[START OF INPUT ROWS]
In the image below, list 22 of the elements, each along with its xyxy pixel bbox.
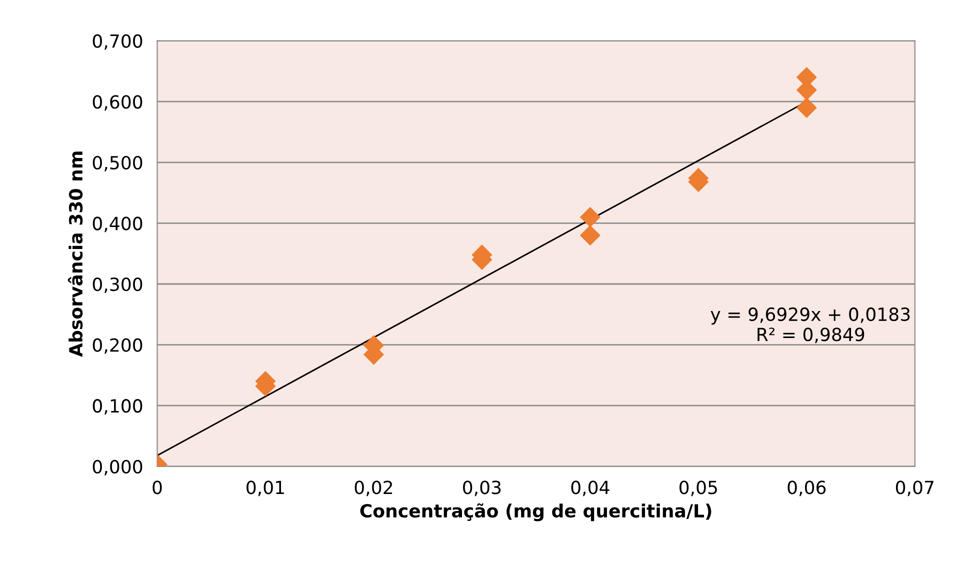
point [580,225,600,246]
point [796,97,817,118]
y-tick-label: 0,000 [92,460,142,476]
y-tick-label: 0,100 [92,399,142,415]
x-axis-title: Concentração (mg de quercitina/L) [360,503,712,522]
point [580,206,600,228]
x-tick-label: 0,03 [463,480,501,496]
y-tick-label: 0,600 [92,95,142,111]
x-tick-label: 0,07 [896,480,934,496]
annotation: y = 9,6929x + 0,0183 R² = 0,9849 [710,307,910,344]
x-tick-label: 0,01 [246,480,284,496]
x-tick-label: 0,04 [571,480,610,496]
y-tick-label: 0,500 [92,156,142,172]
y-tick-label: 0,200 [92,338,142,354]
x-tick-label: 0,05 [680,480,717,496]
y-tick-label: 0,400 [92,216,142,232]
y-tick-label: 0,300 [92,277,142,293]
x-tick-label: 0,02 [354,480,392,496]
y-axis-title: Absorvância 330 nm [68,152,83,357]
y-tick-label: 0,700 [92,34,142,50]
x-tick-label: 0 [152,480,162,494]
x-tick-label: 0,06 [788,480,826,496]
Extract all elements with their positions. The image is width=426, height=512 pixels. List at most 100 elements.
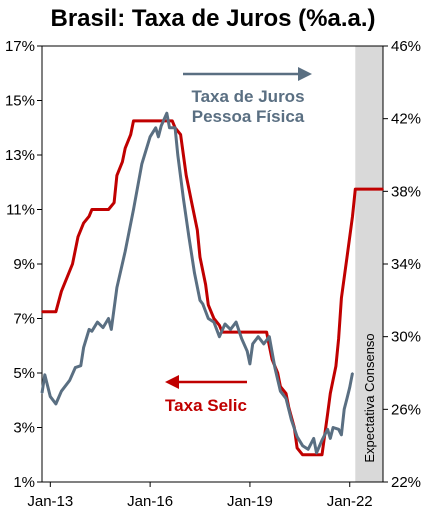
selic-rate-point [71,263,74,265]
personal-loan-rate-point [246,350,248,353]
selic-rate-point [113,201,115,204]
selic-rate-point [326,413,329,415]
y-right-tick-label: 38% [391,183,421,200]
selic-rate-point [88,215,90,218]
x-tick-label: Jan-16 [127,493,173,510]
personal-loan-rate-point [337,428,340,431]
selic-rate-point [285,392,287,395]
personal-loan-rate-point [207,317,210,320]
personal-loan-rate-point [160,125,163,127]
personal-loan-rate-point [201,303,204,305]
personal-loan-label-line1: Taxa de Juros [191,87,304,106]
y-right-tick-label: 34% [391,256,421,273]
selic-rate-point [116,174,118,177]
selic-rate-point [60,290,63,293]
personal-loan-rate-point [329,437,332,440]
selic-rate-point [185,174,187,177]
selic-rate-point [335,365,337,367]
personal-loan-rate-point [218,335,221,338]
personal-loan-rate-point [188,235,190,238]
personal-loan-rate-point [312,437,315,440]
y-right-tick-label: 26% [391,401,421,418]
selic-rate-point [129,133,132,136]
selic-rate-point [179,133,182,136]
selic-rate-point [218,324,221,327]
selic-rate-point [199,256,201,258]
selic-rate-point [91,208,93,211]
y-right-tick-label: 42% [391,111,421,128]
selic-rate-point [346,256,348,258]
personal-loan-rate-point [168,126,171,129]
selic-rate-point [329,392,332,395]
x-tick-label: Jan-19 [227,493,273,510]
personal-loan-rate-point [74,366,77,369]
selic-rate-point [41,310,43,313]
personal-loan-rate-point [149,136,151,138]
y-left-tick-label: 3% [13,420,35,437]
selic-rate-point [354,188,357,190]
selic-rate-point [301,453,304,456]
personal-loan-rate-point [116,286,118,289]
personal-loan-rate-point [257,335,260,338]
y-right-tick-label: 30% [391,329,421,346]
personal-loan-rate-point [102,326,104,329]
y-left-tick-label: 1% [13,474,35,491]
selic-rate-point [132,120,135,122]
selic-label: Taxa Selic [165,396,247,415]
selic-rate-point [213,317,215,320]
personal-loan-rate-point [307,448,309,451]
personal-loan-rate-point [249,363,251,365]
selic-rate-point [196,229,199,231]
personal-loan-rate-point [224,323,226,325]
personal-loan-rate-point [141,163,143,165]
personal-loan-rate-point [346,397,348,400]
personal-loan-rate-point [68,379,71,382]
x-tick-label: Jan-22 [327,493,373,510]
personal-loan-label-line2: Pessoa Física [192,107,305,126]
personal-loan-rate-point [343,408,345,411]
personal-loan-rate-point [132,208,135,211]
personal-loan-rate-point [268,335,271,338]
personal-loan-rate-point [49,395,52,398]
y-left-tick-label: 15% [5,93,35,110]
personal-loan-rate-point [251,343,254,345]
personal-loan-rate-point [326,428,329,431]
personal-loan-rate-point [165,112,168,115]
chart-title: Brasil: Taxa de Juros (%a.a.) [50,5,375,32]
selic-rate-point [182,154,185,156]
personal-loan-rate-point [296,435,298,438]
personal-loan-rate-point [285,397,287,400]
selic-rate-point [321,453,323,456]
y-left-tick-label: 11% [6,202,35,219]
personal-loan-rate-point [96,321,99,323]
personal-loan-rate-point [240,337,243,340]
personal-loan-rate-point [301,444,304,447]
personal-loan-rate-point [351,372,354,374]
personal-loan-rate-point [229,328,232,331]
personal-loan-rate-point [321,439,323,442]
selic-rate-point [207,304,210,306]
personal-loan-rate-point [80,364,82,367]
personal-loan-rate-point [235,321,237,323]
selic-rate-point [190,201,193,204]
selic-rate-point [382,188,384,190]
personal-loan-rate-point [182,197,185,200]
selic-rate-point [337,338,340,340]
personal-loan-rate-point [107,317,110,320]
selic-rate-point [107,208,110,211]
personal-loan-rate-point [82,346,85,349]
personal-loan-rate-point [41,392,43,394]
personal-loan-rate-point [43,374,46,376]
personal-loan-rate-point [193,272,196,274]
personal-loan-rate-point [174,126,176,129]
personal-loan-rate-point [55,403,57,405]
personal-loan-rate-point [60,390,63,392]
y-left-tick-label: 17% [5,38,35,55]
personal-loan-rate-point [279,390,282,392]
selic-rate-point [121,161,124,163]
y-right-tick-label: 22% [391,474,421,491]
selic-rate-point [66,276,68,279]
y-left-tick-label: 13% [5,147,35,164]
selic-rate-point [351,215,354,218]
[END OF INPUT ROWS]
[START OF INPUT ROWS]
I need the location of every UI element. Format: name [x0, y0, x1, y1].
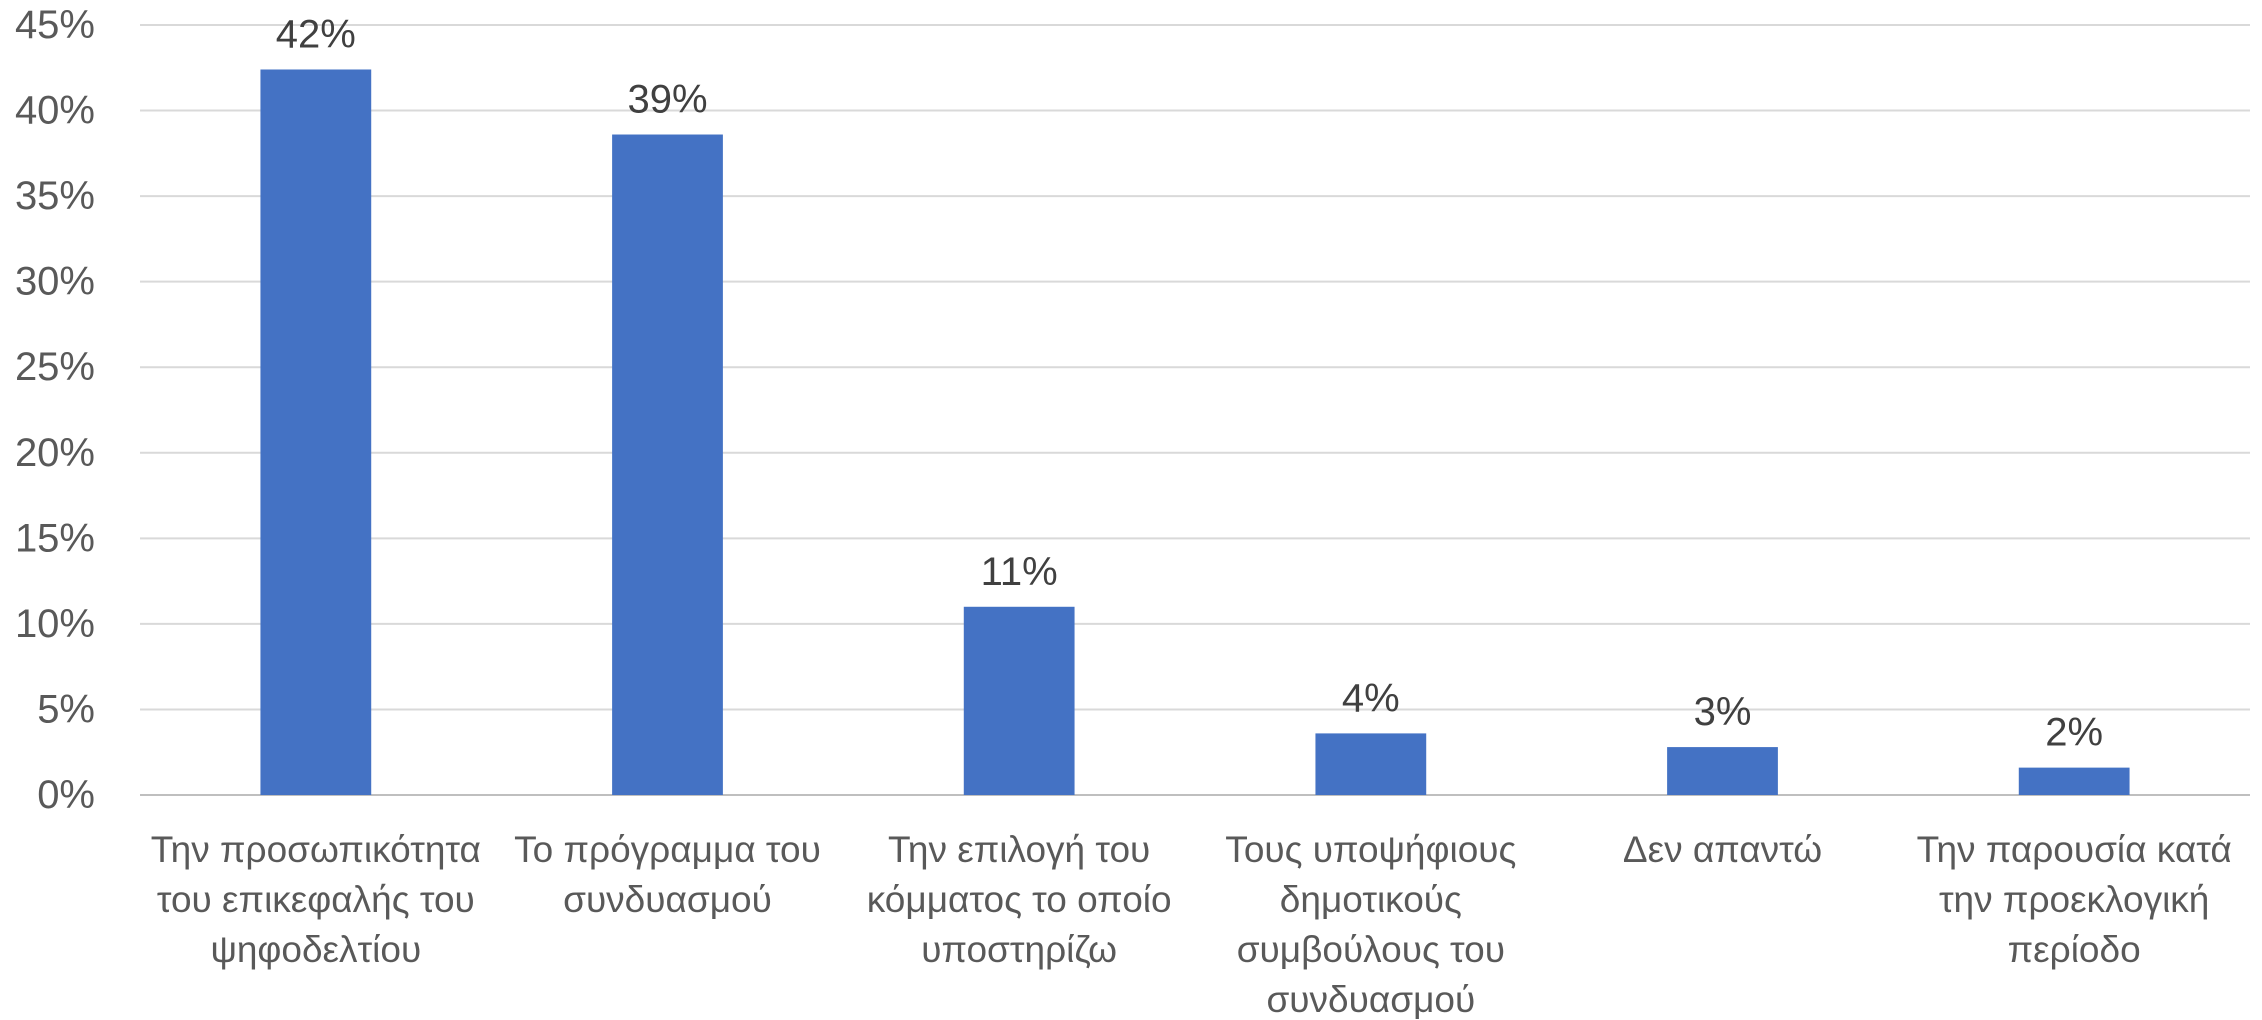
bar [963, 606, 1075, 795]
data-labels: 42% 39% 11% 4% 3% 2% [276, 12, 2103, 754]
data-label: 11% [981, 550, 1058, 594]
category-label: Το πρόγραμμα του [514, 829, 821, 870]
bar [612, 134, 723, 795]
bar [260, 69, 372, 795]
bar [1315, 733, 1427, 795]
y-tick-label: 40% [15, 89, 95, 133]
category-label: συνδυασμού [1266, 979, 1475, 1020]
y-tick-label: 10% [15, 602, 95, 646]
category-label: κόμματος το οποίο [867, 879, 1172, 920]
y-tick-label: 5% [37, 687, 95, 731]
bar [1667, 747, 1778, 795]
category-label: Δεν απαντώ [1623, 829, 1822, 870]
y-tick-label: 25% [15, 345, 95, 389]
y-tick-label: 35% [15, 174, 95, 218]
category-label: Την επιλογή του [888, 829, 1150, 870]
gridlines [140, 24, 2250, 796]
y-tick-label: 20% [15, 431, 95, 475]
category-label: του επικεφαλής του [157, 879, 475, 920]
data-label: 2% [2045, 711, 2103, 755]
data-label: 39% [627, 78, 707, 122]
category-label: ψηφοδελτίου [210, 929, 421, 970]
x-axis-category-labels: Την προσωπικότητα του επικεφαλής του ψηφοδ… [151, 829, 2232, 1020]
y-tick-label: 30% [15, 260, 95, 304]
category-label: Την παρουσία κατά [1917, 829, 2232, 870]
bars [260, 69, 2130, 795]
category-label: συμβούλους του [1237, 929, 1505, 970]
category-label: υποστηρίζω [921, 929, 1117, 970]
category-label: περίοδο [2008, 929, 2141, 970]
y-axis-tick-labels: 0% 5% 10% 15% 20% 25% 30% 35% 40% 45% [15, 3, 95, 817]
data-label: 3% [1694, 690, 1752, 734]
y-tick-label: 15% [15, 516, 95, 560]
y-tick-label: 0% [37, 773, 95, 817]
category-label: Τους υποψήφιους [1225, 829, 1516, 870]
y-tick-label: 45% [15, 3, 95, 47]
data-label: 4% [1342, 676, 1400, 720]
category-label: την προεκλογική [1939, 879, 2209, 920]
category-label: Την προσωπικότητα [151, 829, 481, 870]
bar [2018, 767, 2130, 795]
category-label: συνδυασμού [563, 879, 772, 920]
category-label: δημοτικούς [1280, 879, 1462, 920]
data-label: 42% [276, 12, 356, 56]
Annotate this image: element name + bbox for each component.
[END OF INPUT ROWS]
Copy the part of the material that opens with the line containing "bar [963, 606, 1075, 795]" and closes with the line containing "bar [1667, 747, 1778, 795]", including both of those lines and leaving every line unchanged.

bar [963, 606, 1075, 795]
data-labels: 42% 39% 11% 4% 3% 2% [276, 12, 2103, 754]
data-label: 11% [981, 550, 1058, 594]
category-label: Το πρόγραμμα του [514, 829, 821, 870]
bar [612, 134, 723, 795]
bar [260, 69, 372, 795]
bar [1315, 733, 1427, 795]
y-tick-label: 40% [15, 89, 95, 133]
category-label: συνδυασμού [1266, 979, 1475, 1020]
y-tick-label: 10% [15, 602, 95, 646]
category-label: κόμματος το οποίο [867, 879, 1172, 920]
y-tick-label: 5% [37, 687, 95, 731]
bar [1667, 747, 1778, 795]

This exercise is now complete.